[AIM] Output every entry exactly, from the first line to the last.

--- BEGIN DATA LISTING ---

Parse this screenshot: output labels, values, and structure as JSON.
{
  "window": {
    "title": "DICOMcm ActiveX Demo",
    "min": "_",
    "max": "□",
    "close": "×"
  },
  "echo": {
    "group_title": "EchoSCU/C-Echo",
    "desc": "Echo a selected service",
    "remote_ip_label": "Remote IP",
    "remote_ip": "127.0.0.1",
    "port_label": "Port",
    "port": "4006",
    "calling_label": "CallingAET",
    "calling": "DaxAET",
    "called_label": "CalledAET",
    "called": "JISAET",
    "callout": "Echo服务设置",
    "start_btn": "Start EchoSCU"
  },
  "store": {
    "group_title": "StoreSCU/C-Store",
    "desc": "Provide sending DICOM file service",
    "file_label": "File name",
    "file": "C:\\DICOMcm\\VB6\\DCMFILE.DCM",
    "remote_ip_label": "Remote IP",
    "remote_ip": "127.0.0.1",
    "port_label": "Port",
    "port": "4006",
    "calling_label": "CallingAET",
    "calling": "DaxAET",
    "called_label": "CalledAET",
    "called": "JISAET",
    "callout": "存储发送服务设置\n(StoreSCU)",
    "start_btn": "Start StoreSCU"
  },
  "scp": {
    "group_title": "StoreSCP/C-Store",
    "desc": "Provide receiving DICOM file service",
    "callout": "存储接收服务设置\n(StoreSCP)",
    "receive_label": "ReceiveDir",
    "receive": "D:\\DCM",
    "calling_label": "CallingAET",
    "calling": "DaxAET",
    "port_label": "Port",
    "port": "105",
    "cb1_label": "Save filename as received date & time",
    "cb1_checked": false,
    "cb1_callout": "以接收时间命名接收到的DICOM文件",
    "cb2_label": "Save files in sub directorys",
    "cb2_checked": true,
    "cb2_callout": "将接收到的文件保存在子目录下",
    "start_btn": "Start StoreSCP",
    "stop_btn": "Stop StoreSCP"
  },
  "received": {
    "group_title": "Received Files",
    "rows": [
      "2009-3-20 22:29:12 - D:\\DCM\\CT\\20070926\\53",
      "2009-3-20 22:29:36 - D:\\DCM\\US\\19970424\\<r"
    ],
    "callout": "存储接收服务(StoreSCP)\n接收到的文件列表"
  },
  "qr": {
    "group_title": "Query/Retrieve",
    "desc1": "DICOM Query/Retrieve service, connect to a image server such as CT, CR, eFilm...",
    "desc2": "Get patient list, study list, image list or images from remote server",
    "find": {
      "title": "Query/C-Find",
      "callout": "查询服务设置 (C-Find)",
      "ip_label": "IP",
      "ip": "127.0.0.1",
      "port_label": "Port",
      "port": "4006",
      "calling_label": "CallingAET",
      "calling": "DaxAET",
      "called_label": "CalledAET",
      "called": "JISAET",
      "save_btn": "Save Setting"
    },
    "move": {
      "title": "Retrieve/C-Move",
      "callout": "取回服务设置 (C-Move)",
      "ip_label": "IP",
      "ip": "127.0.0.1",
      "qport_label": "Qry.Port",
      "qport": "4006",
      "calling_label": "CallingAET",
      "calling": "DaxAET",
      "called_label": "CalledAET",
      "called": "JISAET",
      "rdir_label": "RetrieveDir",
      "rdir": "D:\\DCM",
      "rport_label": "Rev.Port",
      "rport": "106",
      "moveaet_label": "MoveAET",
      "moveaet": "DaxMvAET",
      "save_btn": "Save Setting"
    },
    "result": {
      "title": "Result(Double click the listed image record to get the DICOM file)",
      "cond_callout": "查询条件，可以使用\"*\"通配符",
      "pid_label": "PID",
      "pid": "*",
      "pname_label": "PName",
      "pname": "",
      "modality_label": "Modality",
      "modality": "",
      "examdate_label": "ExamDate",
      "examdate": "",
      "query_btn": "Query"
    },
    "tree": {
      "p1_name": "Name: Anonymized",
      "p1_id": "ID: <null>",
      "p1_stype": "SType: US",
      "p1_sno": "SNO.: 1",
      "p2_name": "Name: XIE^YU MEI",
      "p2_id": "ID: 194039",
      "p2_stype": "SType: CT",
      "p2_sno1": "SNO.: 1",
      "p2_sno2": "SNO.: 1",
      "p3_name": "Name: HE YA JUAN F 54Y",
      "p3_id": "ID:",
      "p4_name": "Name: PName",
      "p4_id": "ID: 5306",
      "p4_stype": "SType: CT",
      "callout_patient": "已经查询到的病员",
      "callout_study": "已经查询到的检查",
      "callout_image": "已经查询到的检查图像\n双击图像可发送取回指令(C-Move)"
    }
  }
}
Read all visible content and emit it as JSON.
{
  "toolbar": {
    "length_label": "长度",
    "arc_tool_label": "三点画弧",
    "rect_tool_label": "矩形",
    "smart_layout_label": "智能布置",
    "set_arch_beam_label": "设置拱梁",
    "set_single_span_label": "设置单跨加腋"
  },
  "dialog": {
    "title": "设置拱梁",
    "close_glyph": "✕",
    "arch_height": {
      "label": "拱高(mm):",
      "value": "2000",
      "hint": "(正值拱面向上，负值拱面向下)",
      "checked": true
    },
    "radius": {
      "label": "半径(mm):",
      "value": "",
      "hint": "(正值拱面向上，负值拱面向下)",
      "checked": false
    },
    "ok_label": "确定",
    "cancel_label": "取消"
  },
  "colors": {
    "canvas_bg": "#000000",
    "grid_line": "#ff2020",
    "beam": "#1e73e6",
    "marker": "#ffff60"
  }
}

--- END DATA LISTING ---

[WRITTEN ANSWER]
Parse this screenshot: output labels, values, and structure as JSON.
{
  "window": {
    "title": "DICOMcm ActiveX Demo",
    "min": "_",
    "max": "□",
    "close": "×"
  },
  "echo": {
    "group_title": "EchoSCU/C-Echo",
    "desc": "Echo a selected service",
    "remote_ip_label": "Remote IP",
    "remote_ip": "127.0.0.1",
    "port_label": "Port",
    "port": "4006",
    "calling_label": "CallingAET",
    "calling": "DaxAET",
    "called_label": "CalledAET",
    "called": "JISAET",
    "callout": "Echo服务设置",
    "start_btn": "Start EchoSCU"
  },
  "store": {
    "group_title": "StoreSCU/C-Store",
    "desc": "Provide sending DICOM file service",
    "file_label": "File name",
    "file": "C:\\DICOMcm\\VB6\\DCMFILE.DCM",
    "remote_ip_label": "Remote IP",
    "remote_ip": "127.0.0.1",
    "port_label": "Port",
    "port": "4006",
    "calling_label": "CallingAET",
    "calling": "DaxAET",
    "called_label": "CalledAET",
    "called": "JISAET",
    "callout": "存储发送服务设置\n(StoreSCU)",
    "start_btn": "Start StoreSCU"
  },
  "scp": {
    "group_title": "StoreSCP/C-Store",
    "desc": "Provide receiving DICOM file service",
    "callout": "存储接收服务设置\n(StoreSCP)",
    "receive_label": "ReceiveDir",
    "receive": "D:\\DCM",
    "calling_label": "CallingAET",
    "calling": "DaxAET",
    "port_label": "Port",
    "port": "105",
    "cb1_label": "Save filename as received date & time",
    "cb1_checked": false,
    "cb1_callout": "以接收时间命名接收到的DICOM文件",
    "cb2_label": "Save files in sub directorys",
    "cb2_checked": true,
    "cb2_callout": "将接收到的文件保存在子目录下",
    "start_btn": "Start StoreSCP",
    "stop_btn": "Stop StoreSCP"
  },
  "received": {
    "group_title": "Received Files",
    "rows": [
      "2009-3-20 22:29:12 - D:\\DCM\\CT\\20070926\\53",
      "2009-3-20 22:29:36 - D:\\DCM\\US\\19970424\\<r"
    ],
    "callout": "存储接收服务(StoreSCP)\n接收到的文件列表"
  },
  "qr": {
    "group_title": "Query/Retrieve",
    "desc1": "DICOM Query/Retrieve service, connect to a image server such as CT, CR, eFilm...",
    "desc2": "Get patient list, study list, image list or images from remote server",
    "find": {
      "title": "Query/C-Find",
      "callout": "查询服务设置 (C-Find)",
      "ip_label": "IP",
      "ip": "127.0.0.1",
      "port_label": "Port",
      "port": "4006",
      "calling_label": "CallingAET",
      "calling": "DaxAET",
      "called_label": "CalledAET",
      "called": "JISAET",
      "save_btn": "Save Setting"
    },
    "move": {
      "title": "Retrieve/C-Move",
      "callout": "取回服务设置 (C-Move)",
      "ip_label": "IP",
      "ip": "127.0.0.1",
      "qport_label": "Qry.Port",
      "qport": "4006",
      "calling_label": "CallingAET",
      "calling": "DaxAET",
      "called_label": "CalledAET",
      "called": "JISAET",
      "rdir_label": "RetrieveDir",
      "rdir": "D:\\DCM",
      "rport_label": "Rev.Port",
      "rport": "106",
      "moveaet_label": "MoveAET",
      "moveaet": "DaxMvAET",
      "save_btn": "Save Setting"
    },
    "result": {
      "title": "Result(Double click the listed image record to get the DICOM file)",
      "cond_callout": "查询条件，可以使用\"*\"通配符",
      "pid_label": "PID",
      "pid": "*",
      "pname_label": "PName",
      "pname": "",
      "modality_label": "Modality",
      "modality": "",
      "examdate_label": "ExamDate",
      "examdate": "",
      "query_btn": "Query"
    },
    "tree": {
      "p1_name": "Name: Anonymized",
      "p1_id": "ID: <null>",
      "p1_stype": "SType: US",
      "p1_sno": "SNO.: 1",
      "p2_name": "Name: XIE^YU MEI",
      "p2_id": "ID: 194039",
      "p2_stype": "SType: CT",
      "p2_sno1": "SNO.: 1",
      "p2_sno2": "SNO.: 1",
      "p3_name": "Name: HE YA JUAN F 54Y",
      "p3_id": "ID:",
      "p4_name": "Name: PName",
      "p4_id": "ID: 5306",
      "p4_stype": "SType: CT",
      "callout_patient": "已经查询到的病员",
      "callout_study": "已经查询到的检查",
      "callout_image": "已经查询到的检查图像\n双击图像可发送取回指令(C-Move)"
    }
  }
}
Read all visible content and emit it as JSON.
{
  "toolbar": {
    "length_label": "长度",
    "arc_tool_label": "三点画弧",
    "rect_tool_label": "矩形",
    "smart_layout_label": "智能布置",
    "set_arch_beam_label": "设置拱梁",
    "set_single_span_label": "设置单跨加腋"
  },
  "dialog": {
    "title": "设置拱梁",
    "close_glyph": "✕",
    "arch_height": {
      "label": "拱高(mm):",
      "value": "2000",
      "hint": "(正值拱面向上，负值拱面向下)",
      "checked": true
    },
    "radius": {
      "label": "半径(mm):",
      "value": "",
      "hint": "(正值拱面向上，负值拱面向下)",
      "checked": false
    },
    "ok_label": "确定",
    "cancel_label": "取消"
  },
  "colors": {
    "canvas_bg": "#000000",
    "grid_line": "#ff2020",
    "beam": "#1e73e6",
    "marker": "#ffff60"
  }
}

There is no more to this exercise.